What to work on: Identify the lines that contain the string "JSON" and copy all of them.

# Data for processing start

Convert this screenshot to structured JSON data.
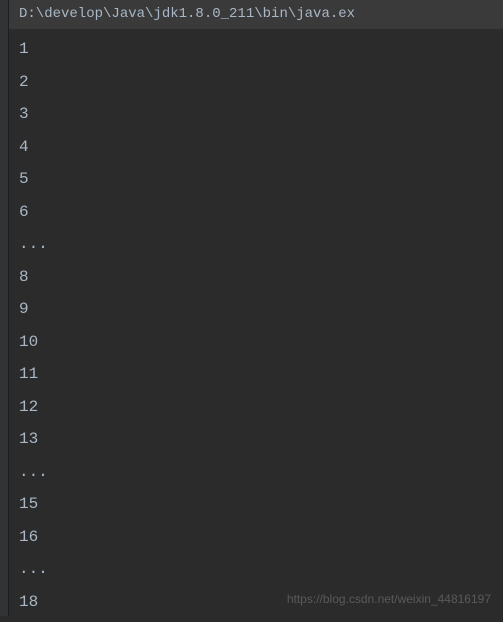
{
  "command": "D:\\develop\\Java\\jdk1.8.0_211\\bin\\java.ex",
  "output_lines": [
    "1",
    "2",
    "3",
    "4",
    "5",
    "6",
    "...",
    "8",
    "9",
    "10",
    "11",
    "12",
    "13",
    "...",
    "15",
    "16",
    "...",
    "18"
  ],
  "watermark": "https://blog.csdn.net/weixin_44816197"
}
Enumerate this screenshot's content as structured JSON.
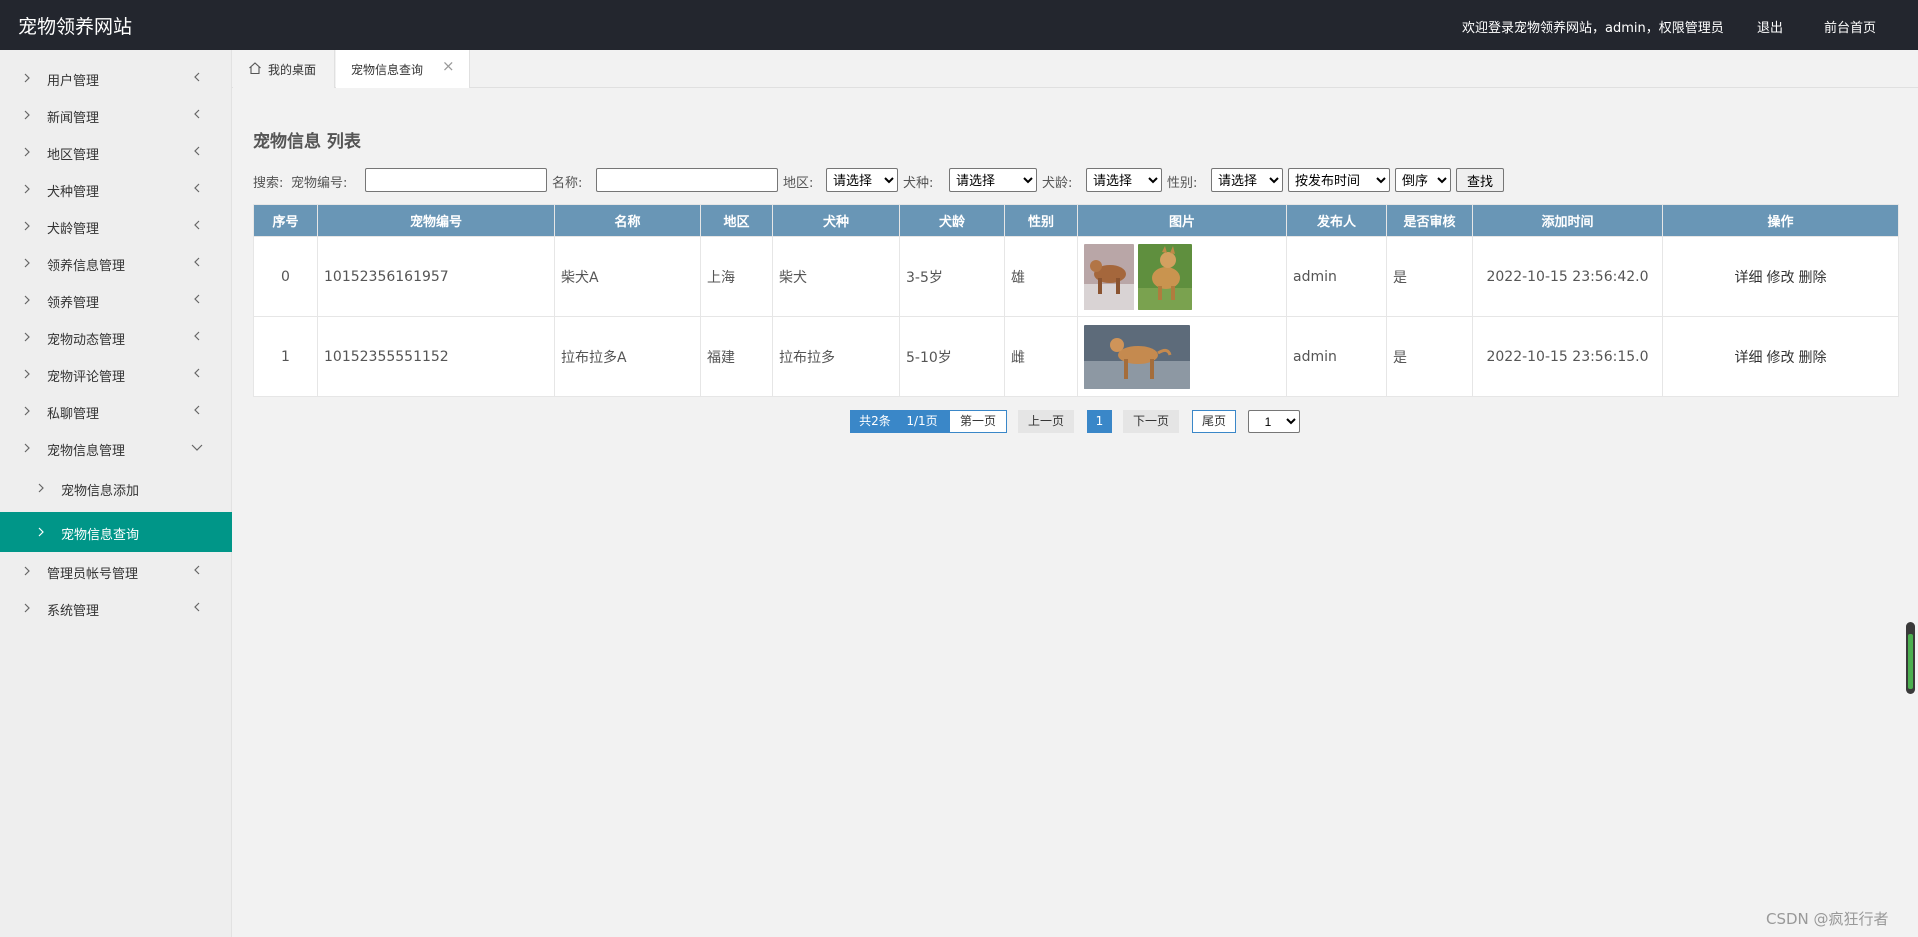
{
  "header": {
    "brand": "宠物领养网站",
    "welcome": "欢迎登录宠物领养网站，admin，权限管理员",
    "logout": "退出",
    "home": "前台首页"
  },
  "sidebar": {
    "items": [
      {
        "label": "用户管理"
      },
      {
        "label": "新闻管理"
      },
      {
        "label": "地区管理"
      },
      {
        "label": "犬种管理"
      },
      {
        "label": "犬龄管理"
      },
      {
        "label": "领养信息管理"
      },
      {
        "label": "领养管理"
      },
      {
        "label": "宠物动态管理"
      },
      {
        "label": "宠物评论管理"
      },
      {
        "label": "私聊管理"
      },
      {
        "label": "宠物信息管理"
      },
      {
        "label": "宠物信息添加"
      },
      {
        "label": "宠物信息查询"
      },
      {
        "label": "管理员帐号管理"
      },
      {
        "label": "系统管理"
      }
    ]
  },
  "tabs": [
    {
      "label": "我的桌面"
    },
    {
      "label": "宠物信息查询"
    }
  ],
  "main": {
    "title": "宠物信息 列表",
    "search": {
      "prefix": "搜索:",
      "pet_no_label": "宠物编号:",
      "pet_no_value": "",
      "name_label": "名称:",
      "name_value": "",
      "region_label": "地区:",
      "region_value": "请选择",
      "breed_label": "犬种:",
      "breed_value": "请选择",
      "age_label": "犬龄:",
      "age_value": "请选择",
      "gender_label": "性别:",
      "gender_value": "请选择",
      "sort_value": "按发布时间",
      "order_value": "倒序",
      "find_button": "查找"
    },
    "table": {
      "headers": [
        "序号",
        "宠物编号",
        "名称",
        "地区",
        "犬种",
        "犬龄",
        "性别",
        "图片",
        "发布人",
        "是否审核",
        "添加时间",
        "操作"
      ],
      "rows": [
        {
          "index": "0",
          "pet_no": "10152356161957",
          "name": "柴犬A",
          "region": "上海",
          "breed": "柴犬",
          "age": "3-5岁",
          "gender": "雄",
          "publisher": "admin",
          "approved": "是",
          "time": "2022-10-15 23:56:42.0"
        },
        {
          "index": "1",
          "pet_no": "10152355551152",
          "name": "拉布拉多A",
          "region": "福建",
          "breed": "拉布拉多",
          "age": "5-10岁",
          "gender": "雌",
          "publisher": "admin",
          "approved": "是",
          "time": "2022-10-15 23:56:15.0"
        }
      ],
      "ops": {
        "detail": "详细",
        "edit": "修改",
        "delete": "删除"
      }
    },
    "pager": {
      "total": "共2条",
      "pages": "1/1页",
      "first": "第一页",
      "prev": "上一页",
      "current": "1",
      "next": "下一页",
      "last": "尾页",
      "jump_value": "1"
    }
  },
  "watermark": "CSDN @疯狂行者",
  "colors": {
    "topbar": "#23262e",
    "active_nav": "#009688",
    "table_header": "#6996b6",
    "pager_blue": "#3a87c8"
  }
}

# Data for processing end

Output:
Convert this screenshot to structured JSON data.
Enumerate this screenshot's content as structured JSON.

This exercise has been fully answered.